[Items from a data source]
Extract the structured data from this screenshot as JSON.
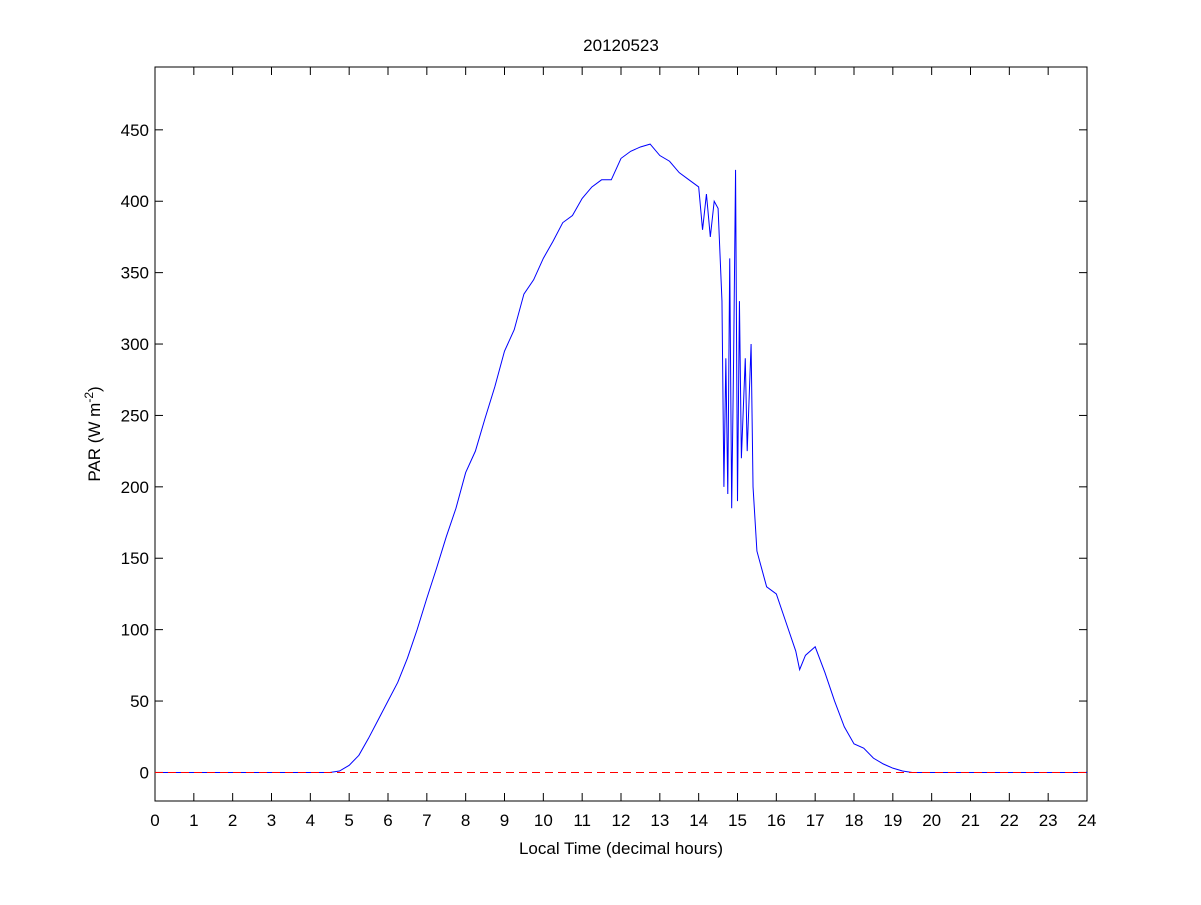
{
  "chart_data": {
    "type": "line",
    "title": "20120523",
    "x_label": "Local Time (decimal hours)",
    "y_label": {
      "text": "PAR (W m",
      "superscript": "-2",
      "suffix": ")"
    },
    "xlim": [
      0,
      24
    ],
    "xticks": [
      0,
      1,
      2,
      3,
      4,
      5,
      6,
      7,
      8,
      9,
      10,
      11,
      12,
      13,
      14,
      15,
      16,
      17,
      18,
      19,
      20,
      21,
      22,
      23,
      24
    ],
    "ylim": [
      -20,
      494
    ],
    "yticks": [
      0,
      50,
      100,
      150,
      200,
      250,
      300,
      350,
      400,
      450
    ],
    "grid": false,
    "reference_line": {
      "value": 0,
      "color": "#ff0000",
      "style": "dashed"
    },
    "series": [
      {
        "color": "#0000ff",
        "x": [
          0,
          1,
          2,
          3,
          4,
          4.5,
          4.75,
          5,
          5.25,
          5.5,
          5.75,
          6,
          6.25,
          6.5,
          6.75,
          7,
          7.25,
          7.5,
          7.75,
          8,
          8.25,
          8.5,
          8.75,
          9,
          9.25,
          9.5,
          9.75,
          10,
          10.25,
          10.5,
          10.75,
          11,
          11.25,
          11.5,
          11.75,
          12,
          12.25,
          12.5,
          12.75,
          13,
          13.25,
          13.5,
          13.75,
          14,
          14.1,
          14.2,
          14.3,
          14.4,
          14.5,
          14.6,
          14.65,
          14.7,
          14.75,
          14.8,
          14.85,
          14.9,
          14.95,
          15,
          15.05,
          15.1,
          15.2,
          15.25,
          15.35,
          15.4,
          15.5,
          15.6,
          15.75,
          16,
          16.25,
          16.5,
          16.6,
          16.75,
          17,
          17.25,
          17.5,
          17.75,
          18,
          18.25,
          18.5,
          18.75,
          19,
          19.25,
          19.5,
          20,
          21,
          22,
          23,
          24
        ],
        "values": [
          0,
          0,
          0,
          0,
          0,
          0,
          1,
          5,
          12,
          24,
          37,
          50,
          63,
          80,
          100,
          122,
          143,
          165,
          185,
          210,
          225,
          248,
          270,
          295,
          310,
          335,
          345,
          360,
          372,
          385,
          390,
          402,
          410,
          415,
          415,
          430,
          435,
          438,
          440,
          432,
          428,
          420,
          415,
          410,
          380,
          405,
          375,
          400,
          395,
          330,
          200,
          290,
          195,
          360,
          185,
          290,
          422,
          190,
          330,
          220,
          290,
          225,
          300,
          200,
          155,
          145,
          130,
          125,
          105,
          85,
          72,
          82,
          88,
          70,
          50,
          32,
          20,
          17,
          10,
          6,
          3,
          1,
          0,
          0,
          0,
          0,
          0,
          0
        ]
      }
    ]
  }
}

- _TASK OBJECTIVE_
The records above need to be restated word for word, with the pictures left out.

- _TASK OUTPUT_
Extract the structured data from this screenshot as JSON.
{
  "chart_data": {
    "type": "line",
    "title": "20120523",
    "x_label": "Local Time (decimal hours)",
    "y_label": {
      "text": "PAR (W m",
      "superscript": "-2",
      "suffix": ")"
    },
    "xlim": [
      0,
      24
    ],
    "xticks": [
      0,
      1,
      2,
      3,
      4,
      5,
      6,
      7,
      8,
      9,
      10,
      11,
      12,
      13,
      14,
      15,
      16,
      17,
      18,
      19,
      20,
      21,
      22,
      23,
      24
    ],
    "ylim": [
      -20,
      494
    ],
    "yticks": [
      0,
      50,
      100,
      150,
      200,
      250,
      300,
      350,
      400,
      450
    ],
    "grid": false,
    "reference_line": {
      "value": 0,
      "color": "#ff0000",
      "style": "dashed"
    },
    "series": [
      {
        "color": "#0000ff",
        "x": [
          0,
          1,
          2,
          3,
          4,
          4.5,
          4.75,
          5,
          5.25,
          5.5,
          5.75,
          6,
          6.25,
          6.5,
          6.75,
          7,
          7.25,
          7.5,
          7.75,
          8,
          8.25,
          8.5,
          8.75,
          9,
          9.25,
          9.5,
          9.75,
          10,
          10.25,
          10.5,
          10.75,
          11,
          11.25,
          11.5,
          11.75,
          12,
          12.25,
          12.5,
          12.75,
          13,
          13.25,
          13.5,
          13.75,
          14,
          14.1,
          14.2,
          14.3,
          14.4,
          14.5,
          14.6,
          14.65,
          14.7,
          14.75,
          14.8,
          14.85,
          14.9,
          14.95,
          15,
          15.05,
          15.1,
          15.2,
          15.25,
          15.35,
          15.4,
          15.5,
          15.6,
          15.75,
          16,
          16.25,
          16.5,
          16.6,
          16.75,
          17,
          17.25,
          17.5,
          17.75,
          18,
          18.25,
          18.5,
          18.75,
          19,
          19.25,
          19.5,
          20,
          21,
          22,
          23,
          24
        ],
        "values": [
          0,
          0,
          0,
          0,
          0,
          0,
          1,
          5,
          12,
          24,
          37,
          50,
          63,
          80,
          100,
          122,
          143,
          165,
          185,
          210,
          225,
          248,
          270,
          295,
          310,
          335,
          345,
          360,
          372,
          385,
          390,
          402,
          410,
          415,
          415,
          430,
          435,
          438,
          440,
          432,
          428,
          420,
          415,
          410,
          380,
          405,
          375,
          400,
          395,
          330,
          200,
          290,
          195,
          360,
          185,
          290,
          422,
          190,
          330,
          220,
          290,
          225,
          300,
          200,
          155,
          145,
          130,
          125,
          105,
          85,
          72,
          82,
          88,
          70,
          50,
          32,
          20,
          17,
          10,
          6,
          3,
          1,
          0,
          0,
          0,
          0,
          0,
          0
        ]
      }
    ]
  }
}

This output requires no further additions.